(Goal of the exercise): Below are the records; collect from them each line containing the string "title".

[Start Record list]

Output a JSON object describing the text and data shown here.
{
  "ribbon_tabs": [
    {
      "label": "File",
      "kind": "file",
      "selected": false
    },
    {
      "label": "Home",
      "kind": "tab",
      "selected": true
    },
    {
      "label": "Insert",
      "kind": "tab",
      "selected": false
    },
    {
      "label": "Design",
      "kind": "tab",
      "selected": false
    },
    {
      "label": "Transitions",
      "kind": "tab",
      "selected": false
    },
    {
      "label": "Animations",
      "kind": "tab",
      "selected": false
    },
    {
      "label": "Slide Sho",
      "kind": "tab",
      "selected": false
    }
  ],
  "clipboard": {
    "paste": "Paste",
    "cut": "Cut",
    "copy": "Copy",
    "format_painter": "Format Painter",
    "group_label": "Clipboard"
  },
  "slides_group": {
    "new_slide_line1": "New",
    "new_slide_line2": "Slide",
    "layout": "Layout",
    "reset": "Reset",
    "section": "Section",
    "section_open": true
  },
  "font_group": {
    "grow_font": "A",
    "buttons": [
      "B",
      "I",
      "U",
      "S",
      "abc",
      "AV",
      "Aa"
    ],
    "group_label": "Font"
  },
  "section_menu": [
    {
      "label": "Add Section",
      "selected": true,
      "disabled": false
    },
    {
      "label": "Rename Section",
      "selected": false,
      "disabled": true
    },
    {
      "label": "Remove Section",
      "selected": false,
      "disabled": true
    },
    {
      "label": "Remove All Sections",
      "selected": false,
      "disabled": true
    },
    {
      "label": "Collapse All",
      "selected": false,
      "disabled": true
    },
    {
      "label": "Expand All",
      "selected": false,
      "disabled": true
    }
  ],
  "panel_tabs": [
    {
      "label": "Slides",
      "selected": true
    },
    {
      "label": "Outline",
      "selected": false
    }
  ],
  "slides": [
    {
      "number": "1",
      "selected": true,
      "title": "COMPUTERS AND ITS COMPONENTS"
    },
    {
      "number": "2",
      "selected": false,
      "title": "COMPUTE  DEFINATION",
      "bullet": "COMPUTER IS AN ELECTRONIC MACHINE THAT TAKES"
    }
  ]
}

[End Record list]

(Response to this exercise):
      "title": "COMPUTERS AND ITS COMPONENTS"
      "title": "COMPUTE  DEFINATION",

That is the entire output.